**STATED EXERCISE**
Extract each line holding the word "this" from the entries.

(Recorded data)
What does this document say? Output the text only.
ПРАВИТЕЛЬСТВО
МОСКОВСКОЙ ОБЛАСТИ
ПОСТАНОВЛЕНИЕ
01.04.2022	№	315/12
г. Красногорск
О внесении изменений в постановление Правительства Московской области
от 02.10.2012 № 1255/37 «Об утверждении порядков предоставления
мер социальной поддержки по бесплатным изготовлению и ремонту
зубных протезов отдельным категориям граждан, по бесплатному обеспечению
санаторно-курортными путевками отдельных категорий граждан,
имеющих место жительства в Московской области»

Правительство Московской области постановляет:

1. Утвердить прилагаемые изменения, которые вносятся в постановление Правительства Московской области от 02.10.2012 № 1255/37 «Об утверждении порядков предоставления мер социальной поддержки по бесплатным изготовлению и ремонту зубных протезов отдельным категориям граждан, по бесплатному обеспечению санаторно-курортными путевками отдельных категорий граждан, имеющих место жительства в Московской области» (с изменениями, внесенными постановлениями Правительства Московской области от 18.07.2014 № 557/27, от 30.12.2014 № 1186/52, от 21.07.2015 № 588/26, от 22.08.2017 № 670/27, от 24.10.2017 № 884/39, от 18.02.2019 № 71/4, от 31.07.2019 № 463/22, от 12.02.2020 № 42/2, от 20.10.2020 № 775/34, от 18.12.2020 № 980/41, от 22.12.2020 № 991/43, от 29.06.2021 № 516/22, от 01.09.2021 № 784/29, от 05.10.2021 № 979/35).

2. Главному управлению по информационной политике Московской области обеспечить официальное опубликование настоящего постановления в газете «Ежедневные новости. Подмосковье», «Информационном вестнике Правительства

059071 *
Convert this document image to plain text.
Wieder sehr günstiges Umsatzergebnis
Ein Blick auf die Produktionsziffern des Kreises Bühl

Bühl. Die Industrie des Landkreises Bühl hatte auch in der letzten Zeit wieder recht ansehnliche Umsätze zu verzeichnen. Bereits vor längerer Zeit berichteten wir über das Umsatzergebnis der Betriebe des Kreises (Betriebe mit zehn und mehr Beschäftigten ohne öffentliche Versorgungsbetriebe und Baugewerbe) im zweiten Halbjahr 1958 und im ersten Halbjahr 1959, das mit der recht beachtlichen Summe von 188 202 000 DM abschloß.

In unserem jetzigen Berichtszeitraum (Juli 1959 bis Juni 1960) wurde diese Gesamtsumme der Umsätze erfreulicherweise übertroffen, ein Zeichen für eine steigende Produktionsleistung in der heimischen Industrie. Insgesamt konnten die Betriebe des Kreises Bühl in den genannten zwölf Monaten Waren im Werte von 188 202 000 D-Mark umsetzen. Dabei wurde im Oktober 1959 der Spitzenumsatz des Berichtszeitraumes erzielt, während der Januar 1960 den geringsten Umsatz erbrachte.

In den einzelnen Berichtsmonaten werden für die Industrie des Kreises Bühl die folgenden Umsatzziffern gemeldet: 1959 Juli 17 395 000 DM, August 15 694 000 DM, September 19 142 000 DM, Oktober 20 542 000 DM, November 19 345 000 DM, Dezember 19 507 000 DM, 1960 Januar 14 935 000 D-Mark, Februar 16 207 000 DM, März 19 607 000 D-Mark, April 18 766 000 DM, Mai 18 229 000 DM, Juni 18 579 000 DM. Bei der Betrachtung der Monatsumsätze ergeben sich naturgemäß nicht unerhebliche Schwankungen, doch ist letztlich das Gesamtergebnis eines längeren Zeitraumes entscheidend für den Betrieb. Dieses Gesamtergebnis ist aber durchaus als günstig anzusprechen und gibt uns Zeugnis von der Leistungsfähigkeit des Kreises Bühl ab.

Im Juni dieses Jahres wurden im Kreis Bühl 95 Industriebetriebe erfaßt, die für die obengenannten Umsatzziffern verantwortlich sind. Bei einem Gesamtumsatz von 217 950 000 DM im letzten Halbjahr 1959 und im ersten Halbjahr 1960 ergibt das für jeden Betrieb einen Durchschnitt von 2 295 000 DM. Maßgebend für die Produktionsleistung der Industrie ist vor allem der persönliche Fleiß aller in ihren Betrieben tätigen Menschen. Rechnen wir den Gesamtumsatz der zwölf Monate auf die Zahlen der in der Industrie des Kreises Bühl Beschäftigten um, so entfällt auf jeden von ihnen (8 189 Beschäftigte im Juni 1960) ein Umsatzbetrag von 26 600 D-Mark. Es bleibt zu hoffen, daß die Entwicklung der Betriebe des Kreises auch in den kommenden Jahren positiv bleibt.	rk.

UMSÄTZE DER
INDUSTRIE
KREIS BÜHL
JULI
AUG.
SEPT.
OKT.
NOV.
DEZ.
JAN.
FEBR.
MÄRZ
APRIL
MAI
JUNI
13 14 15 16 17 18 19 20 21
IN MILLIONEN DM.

**REPLY**
What does this document say? Output the text only.
Convert this document image to plain text.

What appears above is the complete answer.